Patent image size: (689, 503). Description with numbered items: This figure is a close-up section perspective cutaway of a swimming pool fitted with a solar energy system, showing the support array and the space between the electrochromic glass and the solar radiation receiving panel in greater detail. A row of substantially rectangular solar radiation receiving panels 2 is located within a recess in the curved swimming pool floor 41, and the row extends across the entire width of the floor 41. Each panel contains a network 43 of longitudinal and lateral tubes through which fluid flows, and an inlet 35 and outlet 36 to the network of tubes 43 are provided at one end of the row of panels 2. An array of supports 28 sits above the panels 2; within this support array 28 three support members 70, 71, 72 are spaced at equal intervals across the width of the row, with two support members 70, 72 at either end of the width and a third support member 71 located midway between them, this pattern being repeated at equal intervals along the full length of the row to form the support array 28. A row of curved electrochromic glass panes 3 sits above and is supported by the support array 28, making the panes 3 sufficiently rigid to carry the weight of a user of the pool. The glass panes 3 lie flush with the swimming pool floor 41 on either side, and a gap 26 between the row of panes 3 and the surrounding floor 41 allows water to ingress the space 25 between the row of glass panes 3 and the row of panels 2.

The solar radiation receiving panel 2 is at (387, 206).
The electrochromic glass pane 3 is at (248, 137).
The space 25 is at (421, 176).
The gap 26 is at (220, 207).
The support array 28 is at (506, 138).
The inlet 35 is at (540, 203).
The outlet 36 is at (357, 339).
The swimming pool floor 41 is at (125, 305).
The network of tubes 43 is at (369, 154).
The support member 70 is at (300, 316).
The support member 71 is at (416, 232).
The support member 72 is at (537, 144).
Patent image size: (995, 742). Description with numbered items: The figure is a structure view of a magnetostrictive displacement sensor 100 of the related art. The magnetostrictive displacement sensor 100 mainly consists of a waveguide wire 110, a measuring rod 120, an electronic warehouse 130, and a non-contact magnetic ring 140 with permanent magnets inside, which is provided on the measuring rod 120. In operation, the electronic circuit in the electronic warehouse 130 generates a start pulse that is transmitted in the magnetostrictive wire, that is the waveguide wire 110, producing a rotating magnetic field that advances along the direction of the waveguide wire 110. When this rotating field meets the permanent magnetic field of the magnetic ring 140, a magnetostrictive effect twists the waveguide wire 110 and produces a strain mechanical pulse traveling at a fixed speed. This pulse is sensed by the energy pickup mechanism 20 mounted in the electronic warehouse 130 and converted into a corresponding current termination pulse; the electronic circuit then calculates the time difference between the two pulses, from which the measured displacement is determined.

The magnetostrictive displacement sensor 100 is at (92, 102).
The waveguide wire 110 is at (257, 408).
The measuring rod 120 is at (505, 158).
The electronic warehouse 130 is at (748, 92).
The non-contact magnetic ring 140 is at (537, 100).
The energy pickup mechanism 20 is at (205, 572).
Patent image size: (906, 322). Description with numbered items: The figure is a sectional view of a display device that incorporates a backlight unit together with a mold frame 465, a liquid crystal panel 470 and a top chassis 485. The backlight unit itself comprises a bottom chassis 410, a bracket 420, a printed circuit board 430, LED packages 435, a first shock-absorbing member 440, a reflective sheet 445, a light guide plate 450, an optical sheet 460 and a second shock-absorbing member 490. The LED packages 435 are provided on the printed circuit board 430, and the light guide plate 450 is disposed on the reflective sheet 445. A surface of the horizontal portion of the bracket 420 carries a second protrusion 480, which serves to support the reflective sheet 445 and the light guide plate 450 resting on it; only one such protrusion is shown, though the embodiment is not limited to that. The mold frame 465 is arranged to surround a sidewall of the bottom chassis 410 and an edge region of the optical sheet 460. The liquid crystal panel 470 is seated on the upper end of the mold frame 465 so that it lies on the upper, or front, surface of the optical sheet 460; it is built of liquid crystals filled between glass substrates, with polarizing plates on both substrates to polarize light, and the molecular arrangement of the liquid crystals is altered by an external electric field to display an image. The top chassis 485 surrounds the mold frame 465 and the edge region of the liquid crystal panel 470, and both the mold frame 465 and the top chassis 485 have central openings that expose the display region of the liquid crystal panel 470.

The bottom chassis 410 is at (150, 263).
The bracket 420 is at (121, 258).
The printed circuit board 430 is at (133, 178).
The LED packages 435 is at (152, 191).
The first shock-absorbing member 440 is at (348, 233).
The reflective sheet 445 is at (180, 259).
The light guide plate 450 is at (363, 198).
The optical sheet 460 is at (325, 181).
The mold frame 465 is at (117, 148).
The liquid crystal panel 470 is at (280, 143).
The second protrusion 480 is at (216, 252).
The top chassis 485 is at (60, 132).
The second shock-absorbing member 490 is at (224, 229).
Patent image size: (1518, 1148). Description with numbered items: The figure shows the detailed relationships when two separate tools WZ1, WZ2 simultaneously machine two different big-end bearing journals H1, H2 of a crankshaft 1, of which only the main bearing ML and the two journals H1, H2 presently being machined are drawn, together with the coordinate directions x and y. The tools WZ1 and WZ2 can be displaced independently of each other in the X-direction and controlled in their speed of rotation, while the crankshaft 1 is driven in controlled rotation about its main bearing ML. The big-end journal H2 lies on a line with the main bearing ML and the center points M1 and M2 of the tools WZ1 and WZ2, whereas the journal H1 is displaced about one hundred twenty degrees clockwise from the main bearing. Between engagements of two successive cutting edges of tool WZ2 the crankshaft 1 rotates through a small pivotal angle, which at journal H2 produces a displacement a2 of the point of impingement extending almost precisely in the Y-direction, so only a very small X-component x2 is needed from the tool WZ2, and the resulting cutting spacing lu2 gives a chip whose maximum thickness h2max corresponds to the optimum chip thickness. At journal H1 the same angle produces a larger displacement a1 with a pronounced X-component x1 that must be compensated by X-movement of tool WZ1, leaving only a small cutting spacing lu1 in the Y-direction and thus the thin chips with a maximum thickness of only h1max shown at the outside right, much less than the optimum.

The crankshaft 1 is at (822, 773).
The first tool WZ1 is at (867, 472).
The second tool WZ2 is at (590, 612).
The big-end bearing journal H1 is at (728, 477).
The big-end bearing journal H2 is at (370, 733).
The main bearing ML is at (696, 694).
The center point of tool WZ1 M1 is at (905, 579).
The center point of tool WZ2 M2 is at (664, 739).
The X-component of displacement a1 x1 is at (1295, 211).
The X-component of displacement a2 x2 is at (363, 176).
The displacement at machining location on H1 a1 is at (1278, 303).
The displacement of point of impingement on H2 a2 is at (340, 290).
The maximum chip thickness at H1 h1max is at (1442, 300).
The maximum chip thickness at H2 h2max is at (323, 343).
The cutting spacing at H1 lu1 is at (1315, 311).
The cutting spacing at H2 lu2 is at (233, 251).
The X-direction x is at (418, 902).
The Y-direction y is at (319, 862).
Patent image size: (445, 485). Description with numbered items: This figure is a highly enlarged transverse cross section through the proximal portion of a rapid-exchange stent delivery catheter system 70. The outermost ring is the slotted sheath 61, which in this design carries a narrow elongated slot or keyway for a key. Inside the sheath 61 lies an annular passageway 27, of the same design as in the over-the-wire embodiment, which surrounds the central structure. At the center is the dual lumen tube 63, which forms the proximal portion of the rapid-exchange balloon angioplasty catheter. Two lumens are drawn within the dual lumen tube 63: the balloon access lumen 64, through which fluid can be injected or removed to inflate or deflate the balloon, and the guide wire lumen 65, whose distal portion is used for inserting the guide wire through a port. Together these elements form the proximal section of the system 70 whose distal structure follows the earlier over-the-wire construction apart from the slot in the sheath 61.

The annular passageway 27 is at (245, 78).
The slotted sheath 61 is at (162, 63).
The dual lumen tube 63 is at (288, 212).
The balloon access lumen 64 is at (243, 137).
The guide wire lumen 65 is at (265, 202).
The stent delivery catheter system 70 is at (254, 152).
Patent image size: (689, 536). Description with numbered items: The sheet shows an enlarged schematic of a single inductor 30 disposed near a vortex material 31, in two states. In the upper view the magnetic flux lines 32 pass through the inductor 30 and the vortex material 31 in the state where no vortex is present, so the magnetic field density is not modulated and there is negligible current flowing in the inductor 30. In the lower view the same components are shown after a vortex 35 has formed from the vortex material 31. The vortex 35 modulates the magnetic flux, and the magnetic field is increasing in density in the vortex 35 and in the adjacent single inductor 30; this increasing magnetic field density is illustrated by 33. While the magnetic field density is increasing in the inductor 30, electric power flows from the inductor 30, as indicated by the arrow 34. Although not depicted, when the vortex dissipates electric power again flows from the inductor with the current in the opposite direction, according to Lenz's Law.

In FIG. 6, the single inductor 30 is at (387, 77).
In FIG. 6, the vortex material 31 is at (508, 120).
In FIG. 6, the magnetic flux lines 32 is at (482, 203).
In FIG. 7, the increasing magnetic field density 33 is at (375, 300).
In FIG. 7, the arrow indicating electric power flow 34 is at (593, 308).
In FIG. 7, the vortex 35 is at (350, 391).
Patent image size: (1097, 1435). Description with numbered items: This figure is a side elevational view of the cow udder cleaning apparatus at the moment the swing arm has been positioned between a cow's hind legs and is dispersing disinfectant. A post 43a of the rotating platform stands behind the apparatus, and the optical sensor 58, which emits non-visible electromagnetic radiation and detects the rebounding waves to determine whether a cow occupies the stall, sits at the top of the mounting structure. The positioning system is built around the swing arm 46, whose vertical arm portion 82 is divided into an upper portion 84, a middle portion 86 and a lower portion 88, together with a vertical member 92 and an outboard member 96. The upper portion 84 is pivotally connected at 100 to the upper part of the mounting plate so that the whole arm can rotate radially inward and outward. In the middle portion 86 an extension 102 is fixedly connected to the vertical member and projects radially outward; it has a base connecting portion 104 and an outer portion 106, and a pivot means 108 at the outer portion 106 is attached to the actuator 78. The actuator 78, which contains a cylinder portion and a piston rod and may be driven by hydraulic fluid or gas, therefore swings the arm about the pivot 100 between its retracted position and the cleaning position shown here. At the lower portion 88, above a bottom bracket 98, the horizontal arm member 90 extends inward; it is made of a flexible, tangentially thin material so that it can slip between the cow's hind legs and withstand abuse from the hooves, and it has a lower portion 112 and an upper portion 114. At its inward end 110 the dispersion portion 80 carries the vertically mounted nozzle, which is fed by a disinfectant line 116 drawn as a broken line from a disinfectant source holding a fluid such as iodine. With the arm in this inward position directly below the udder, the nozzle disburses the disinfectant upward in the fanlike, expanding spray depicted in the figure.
....
THE TASK >>
Reproduce the records verbatim, starting at the line containing "Patent image size: (995, 742)." and ending at the line containing "The energy pickup mechanism 20 is", with both of those lines included.

RESULT >>
Patent image size: (995, 742). Description with numbered items: The figure is a structure view of a magnetostrictive displacement sensor 100 of the related art. The magnetostrictive displacement sensor 100 mainly consists of a waveguide wire 110, a measuring rod 120, an electronic warehouse 130, and a non-contact magnetic ring 140 with permanent magnets inside, which is provided on the measuring rod 120. In operation, the electronic circuit in the electronic warehouse 130 generates a start pulse that is transmitted in the magnetostrictive wire, that is the waveguide wire 110, producing a rotating magnetic field that advances along the direction of the waveguide wire 110. When this rotating field meets the permanent magnetic field of the magnetic ring 140, a magnetostrictive effect twists the waveguide wire 110 and produces a strain mechanical pulse traveling at a fixed speed. This pulse is sensed by the energy pickup mechanism 20 mounted in the electronic warehouse 130 and converted into a corresponding current termination pulse; the electronic circuit then calculates the time difference between the two pulses, from which the measured displacement is determined.

The magnetostrictive displacement sensor 100 is at (92, 102).
The waveguide wire 110 is at (257, 408).
The measuring rod 120 is at (505, 158).
The electronic warehouse 130 is at (748, 92).
The non-contact magnetic ring 140 is at (537, 100).
The energy pickup mechanism 20 is at (205, 572).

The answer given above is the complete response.